| Problem details |
Each line below should be quoted exactly, please.

-- Records for processing start --

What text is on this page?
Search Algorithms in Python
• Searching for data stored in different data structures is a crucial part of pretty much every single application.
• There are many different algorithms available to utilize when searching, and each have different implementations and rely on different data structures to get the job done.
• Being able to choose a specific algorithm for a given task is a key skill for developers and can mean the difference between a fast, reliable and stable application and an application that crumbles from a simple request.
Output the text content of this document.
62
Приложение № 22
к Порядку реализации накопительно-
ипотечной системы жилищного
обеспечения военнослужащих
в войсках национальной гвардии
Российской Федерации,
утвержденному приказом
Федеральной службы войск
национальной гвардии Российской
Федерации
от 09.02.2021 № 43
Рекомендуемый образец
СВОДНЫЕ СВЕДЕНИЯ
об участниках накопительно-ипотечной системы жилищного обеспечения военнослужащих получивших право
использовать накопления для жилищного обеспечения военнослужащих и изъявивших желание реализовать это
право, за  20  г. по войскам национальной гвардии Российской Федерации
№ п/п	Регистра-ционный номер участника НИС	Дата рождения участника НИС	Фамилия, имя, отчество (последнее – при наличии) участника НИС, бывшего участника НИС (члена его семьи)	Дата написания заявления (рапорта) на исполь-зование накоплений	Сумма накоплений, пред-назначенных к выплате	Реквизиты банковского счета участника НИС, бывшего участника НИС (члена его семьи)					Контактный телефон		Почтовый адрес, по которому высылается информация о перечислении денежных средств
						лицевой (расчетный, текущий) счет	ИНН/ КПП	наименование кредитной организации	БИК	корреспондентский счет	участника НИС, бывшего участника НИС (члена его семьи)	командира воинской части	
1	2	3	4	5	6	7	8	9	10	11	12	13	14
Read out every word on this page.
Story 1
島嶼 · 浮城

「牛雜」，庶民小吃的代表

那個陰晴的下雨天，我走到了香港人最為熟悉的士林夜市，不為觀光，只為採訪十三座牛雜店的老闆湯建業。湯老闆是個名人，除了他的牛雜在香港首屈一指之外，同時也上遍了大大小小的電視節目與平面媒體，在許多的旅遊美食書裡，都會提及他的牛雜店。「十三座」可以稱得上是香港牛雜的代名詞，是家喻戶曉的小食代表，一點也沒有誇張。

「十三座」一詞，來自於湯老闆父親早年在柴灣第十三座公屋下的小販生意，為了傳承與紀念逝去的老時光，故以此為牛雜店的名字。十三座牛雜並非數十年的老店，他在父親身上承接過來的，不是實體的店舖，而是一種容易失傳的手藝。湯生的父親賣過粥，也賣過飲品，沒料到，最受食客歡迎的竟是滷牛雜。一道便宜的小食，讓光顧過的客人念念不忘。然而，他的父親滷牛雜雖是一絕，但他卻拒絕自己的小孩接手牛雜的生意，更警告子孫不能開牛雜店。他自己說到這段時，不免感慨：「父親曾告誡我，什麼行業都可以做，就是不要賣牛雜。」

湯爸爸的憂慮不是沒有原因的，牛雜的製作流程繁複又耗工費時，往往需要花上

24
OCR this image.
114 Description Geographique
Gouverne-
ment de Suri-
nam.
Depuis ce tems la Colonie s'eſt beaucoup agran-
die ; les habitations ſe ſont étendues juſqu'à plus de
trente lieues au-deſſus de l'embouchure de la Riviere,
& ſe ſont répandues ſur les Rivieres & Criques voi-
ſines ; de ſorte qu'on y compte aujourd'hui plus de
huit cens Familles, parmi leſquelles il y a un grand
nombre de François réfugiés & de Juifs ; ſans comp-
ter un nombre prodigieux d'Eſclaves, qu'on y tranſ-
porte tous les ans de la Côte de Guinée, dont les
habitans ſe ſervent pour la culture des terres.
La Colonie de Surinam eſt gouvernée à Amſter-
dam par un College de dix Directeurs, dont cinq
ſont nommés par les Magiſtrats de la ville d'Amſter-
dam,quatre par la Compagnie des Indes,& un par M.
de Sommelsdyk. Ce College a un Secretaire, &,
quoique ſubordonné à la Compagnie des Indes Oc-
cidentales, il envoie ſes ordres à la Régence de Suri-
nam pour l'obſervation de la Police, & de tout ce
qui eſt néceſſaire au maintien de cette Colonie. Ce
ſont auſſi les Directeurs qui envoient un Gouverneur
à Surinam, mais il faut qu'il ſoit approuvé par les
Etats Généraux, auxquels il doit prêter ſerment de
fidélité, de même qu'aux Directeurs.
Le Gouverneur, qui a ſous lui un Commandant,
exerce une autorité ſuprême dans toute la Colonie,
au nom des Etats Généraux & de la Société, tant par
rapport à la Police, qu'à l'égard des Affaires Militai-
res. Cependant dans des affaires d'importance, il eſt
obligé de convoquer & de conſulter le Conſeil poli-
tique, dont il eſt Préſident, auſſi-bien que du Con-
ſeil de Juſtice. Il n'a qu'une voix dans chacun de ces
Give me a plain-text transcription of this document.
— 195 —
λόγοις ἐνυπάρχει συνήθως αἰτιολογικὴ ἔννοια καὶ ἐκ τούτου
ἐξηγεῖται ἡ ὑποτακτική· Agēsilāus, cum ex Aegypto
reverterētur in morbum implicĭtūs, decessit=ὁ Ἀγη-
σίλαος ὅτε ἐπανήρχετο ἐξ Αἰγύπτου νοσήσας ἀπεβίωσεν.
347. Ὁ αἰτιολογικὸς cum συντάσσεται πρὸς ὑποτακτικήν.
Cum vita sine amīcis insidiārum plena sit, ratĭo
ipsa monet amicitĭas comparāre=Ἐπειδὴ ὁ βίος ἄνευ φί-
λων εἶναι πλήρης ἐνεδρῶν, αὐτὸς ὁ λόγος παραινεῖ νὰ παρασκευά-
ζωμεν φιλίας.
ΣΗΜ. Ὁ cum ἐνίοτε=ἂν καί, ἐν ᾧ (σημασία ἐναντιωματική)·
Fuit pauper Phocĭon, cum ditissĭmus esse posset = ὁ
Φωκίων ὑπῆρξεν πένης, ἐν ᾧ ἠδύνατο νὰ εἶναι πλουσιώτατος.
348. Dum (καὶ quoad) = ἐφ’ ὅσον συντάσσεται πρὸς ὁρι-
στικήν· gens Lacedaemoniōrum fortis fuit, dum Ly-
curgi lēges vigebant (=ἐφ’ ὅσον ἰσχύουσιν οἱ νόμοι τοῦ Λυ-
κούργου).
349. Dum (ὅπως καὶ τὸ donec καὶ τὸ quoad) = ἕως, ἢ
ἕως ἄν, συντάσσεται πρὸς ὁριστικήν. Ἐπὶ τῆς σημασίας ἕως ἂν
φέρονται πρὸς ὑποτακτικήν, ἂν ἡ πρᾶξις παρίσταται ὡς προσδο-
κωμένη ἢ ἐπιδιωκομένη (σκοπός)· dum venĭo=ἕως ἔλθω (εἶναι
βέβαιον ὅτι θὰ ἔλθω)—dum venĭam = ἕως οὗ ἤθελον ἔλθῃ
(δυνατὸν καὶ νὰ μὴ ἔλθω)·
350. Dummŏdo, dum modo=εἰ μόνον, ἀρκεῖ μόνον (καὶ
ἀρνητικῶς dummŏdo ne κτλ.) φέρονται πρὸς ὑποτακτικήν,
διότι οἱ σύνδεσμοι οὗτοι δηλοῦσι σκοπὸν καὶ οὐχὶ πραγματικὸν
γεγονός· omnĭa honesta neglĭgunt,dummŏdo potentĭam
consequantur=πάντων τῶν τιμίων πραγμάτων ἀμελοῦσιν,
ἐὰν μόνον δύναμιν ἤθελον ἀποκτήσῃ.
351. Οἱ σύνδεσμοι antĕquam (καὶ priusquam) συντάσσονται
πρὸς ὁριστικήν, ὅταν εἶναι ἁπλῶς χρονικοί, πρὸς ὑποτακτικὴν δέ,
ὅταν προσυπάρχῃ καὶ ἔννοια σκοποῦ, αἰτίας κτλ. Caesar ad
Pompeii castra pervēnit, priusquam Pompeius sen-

-- Records for processing end --

| Completed exercise |
What text is on this page?
Search Algorithms in Python
• Searching for data stored in different data structures is a crucial part of pretty much every single application.
• There are many different algorithms available to utilize when searching, and each have different implementations and rely on different data structures to get the job done.
• Being able to choose a specific algorithm for a given task is a key skill for developers and can mean the difference between a fast, reliable and stable application and an application that crumbles from a simple request.
Output the text content of this document.
62
Приложение № 22
к Порядку реализации накопительно-
ипотечной системы жилищного
обеспечения военнослужащих
в войсках национальной гвардии
Российской Федерации,
утвержденному приказом
Федеральной службы войск
национальной гвардии Российской
Федерации
от 09.02.2021 № 43
Рекомендуемый образец
СВОДНЫЕ СВЕДЕНИЯ
об участниках накопительно-ипотечной системы жилищного обеспечения военнослужащих получивших право
использовать накопления для жилищного обеспечения военнослужащих и изъявивших желание реализовать это
право, за  20  г. по войскам национальной гвардии Российской Федерации
№ п/п	Регистра-ционный номер участника НИС	Дата рождения участника НИС	Фамилия, имя, отчество (последнее – при наличии) участника НИС, бывшего участника НИС (члена его семьи)	Дата написания заявления (рапорта) на исполь-зование накоплений	Сумма накоплений, пред-назначенных к выплате	Реквизиты банковского счета участника НИС, бывшего участника НИС (члена его семьи)					Контактный телефон		Почтовый адрес, по которому высылается информация о перечислении денежных средств
						лицевой (расчетный, текущий) счет	ИНН/ КПП	наименование кредитной организации	БИК	корреспондентский счет	участника НИС, бывшего участника НИС (члена его семьи)	командира воинской части	
1	2	3	4	5	6	7	8	9	10	11	12	13	14
Read out every word on this page.
Story 1
島嶼 · 浮城

「牛雜」，庶民小吃的代表

那個陰晴的下雨天，我走到了香港人最為熟悉的士林夜市，不為觀光，只為採訪十三座牛雜店的老闆湯建業。湯老闆是個名人，除了他的牛雜在香港首屈一指之外，同時也上遍了大大小小的電視節目與平面媒體，在許多的旅遊美食書裡，都會提及他的牛雜店。「十三座」可以稱得上是香港牛雜的代名詞，是家喻戶曉的小食代表，一點也沒有誇張。

「十三座」一詞，來自於湯老闆父親早年在柴灣第十三座公屋下的小販生意，為了傳承與紀念逝去的老時光，故以此為牛雜店的名字。十三座牛雜並非數十年的老店，他在父親身上承接過來的，不是實體的店舖，而是一種容易失傳的手藝。湯生的父親賣過粥，也賣過飲品，沒料到，最受食客歡迎的竟是滷牛雜。一道便宜的小食，讓光顧過的客人念念不忘。然而，他的父親滷牛雜雖是一絕，但他卻拒絕自己的小孩接手牛雜的生意，更警告子孫不能開牛雜店。他自己說到這段時，不免感慨：「父親曾告誡我，什麼行業都可以做，就是不要賣牛雜。」

湯爸爸的憂慮不是沒有原因的，牛雜的製作流程繁複又耗工費時，往往需要花上

24
OCR this image.
114 Description Geographique
Gouverne-
ment de Suri-
nam.
Depuis ce tems la Colonie s'eſt beaucoup agran-
die ; les habitations ſe ſont étendues juſqu'à plus de
trente lieues au-deſſus de l'embouchure de la Riviere,
& ſe ſont répandues ſur les Rivieres & Criques voi-
ſines ; de ſorte qu'on y compte aujourd'hui plus de
huit cens Familles, parmi leſquelles il y a un grand
nombre de François réfugiés & de Juifs ; ſans comp-
ter un nombre prodigieux d'Eſclaves, qu'on y tranſ-
porte tous les ans de la Côte de Guinée, dont les
habitans ſe ſervent pour la culture des terres.
La Colonie de Surinam eſt gouvernée à Amſter-
dam par un College de dix Directeurs, dont cinq
ſont nommés par les Magiſtrats de la ville d'Amſter-
dam,quatre par la Compagnie des Indes,& un par M.
de Sommelsdyk. Ce College a un Secretaire, &,
quoique ſubordonné à la Compagnie des Indes Oc-
cidentales, il envoie ſes ordres à la Régence de Suri-
nam pour l'obſervation de la Police, & de tout ce
qui eſt néceſſaire au maintien de cette Colonie. Ce
ſont auſſi les Directeurs qui envoient un Gouverneur
à Surinam, mais il faut qu'il ſoit approuvé par les
Etats Généraux, auxquels il doit prêter ſerment de
fidélité, de même qu'aux Directeurs.
Le Gouverneur, qui a ſous lui un Commandant,
exerce une autorité ſuprême dans toute la Colonie,
au nom des Etats Généraux & de la Société, tant par
rapport à la Police, qu'à l'égard des Affaires Militai-
res. Cependant dans des affaires d'importance, il eſt
obligé de convoquer & de conſulter le Conſeil poli-
tique, dont il eſt Préſident, auſſi-bien que du Con-
ſeil de Juſtice. Il n'a qu'une voix dans chacun de ces
Give me a plain-text transcription of this document.
— 195 —
λόγοις ἐνυπάρχει συνήθως αἰτιολογικὴ ἔννοια καὶ ἐκ τούτου
ἐξηγεῖται ἡ ὑποτακτική· Agēsilāus, cum ex Aegypto
reverterētur in morbum implicĭtūs, decessit=ὁ Ἀγη-
σίλαος ὅτε ἐπανήρχετο ἐξ Αἰγύπτου νοσήσας ἀπεβίωσεν.
347. Ὁ αἰτιολογικὸς cum συντάσσεται πρὸς ὑποτακτικήν.
Cum vita sine amīcis insidiārum plena sit, ratĭo
ipsa monet amicitĭas comparāre=Ἐπειδὴ ὁ βίος ἄνευ φί-
λων εἶναι πλήρης ἐνεδρῶν, αὐτὸς ὁ λόγος παραινεῖ νὰ παρασκευά-
ζωμεν φιλίας.
ΣΗΜ. Ὁ cum ἐνίοτε=ἂν καί, ἐν ᾧ (σημασία ἐναντιωματική)·
Fuit pauper Phocĭon, cum ditissĭmus esse posset = ὁ
Φωκίων ὑπῆρξεν πένης, ἐν ᾧ ἠδύνατο νὰ εἶναι πλουσιώτατος.
348. Dum (καὶ quoad) = ἐφ’ ὅσον συντάσσεται πρὸς ὁρι-
στικήν· gens Lacedaemoniōrum fortis fuit, dum Ly-
curgi lēges vigebant (=ἐφ’ ὅσον ἰσχύουσιν οἱ νόμοι τοῦ Λυ-
κούργου).
349. Dum (ὅπως καὶ τὸ donec καὶ τὸ quoad) = ἕως, ἢ
ἕως ἄν, συντάσσεται πρὸς ὁριστικήν. Ἐπὶ τῆς σημασίας ἕως ἂν
φέρονται πρὸς ὑποτακτικήν, ἂν ἡ πρᾶξις παρίσταται ὡς προσδο-
κωμένη ἢ ἐπιδιωκομένη (σκοπός)· dum venĭo=ἕως ἔλθω (εἶναι
βέβαιον ὅτι θὰ ἔλθω)—dum venĭam = ἕως οὗ ἤθελον ἔλθῃ
(δυνατὸν καὶ νὰ μὴ ἔλθω)·
350. Dummŏdo, dum modo=εἰ μόνον, ἀρκεῖ μόνον (καὶ
ἀρνητικῶς dummŏdo ne κτλ.) φέρονται πρὸς ὑποτακτικήν,
διότι οἱ σύνδεσμοι οὗτοι δηλοῦσι σκοπὸν καὶ οὐχὶ πραγματικὸν
γεγονός· omnĭa honesta neglĭgunt,dummŏdo potentĭam
consequantur=πάντων τῶν τιμίων πραγμάτων ἀμελοῦσιν,
ἐὰν μόνον δύναμιν ἤθελον ἀποκτήσῃ.
351. Οἱ σύνδεσμοι antĕquam (καὶ priusquam) συντάσσονται
πρὸς ὁριστικήν, ὅταν εἶναι ἁπλῶς χρονικοί, πρὸς ὑποτακτικὴν δέ,
ὅταν προσυπάρχῃ καὶ ἔννοια σκοποῦ, αἰτίας κτλ. Caesar ad
Pompeii castra pervēnit, priusquam Pompeius sen-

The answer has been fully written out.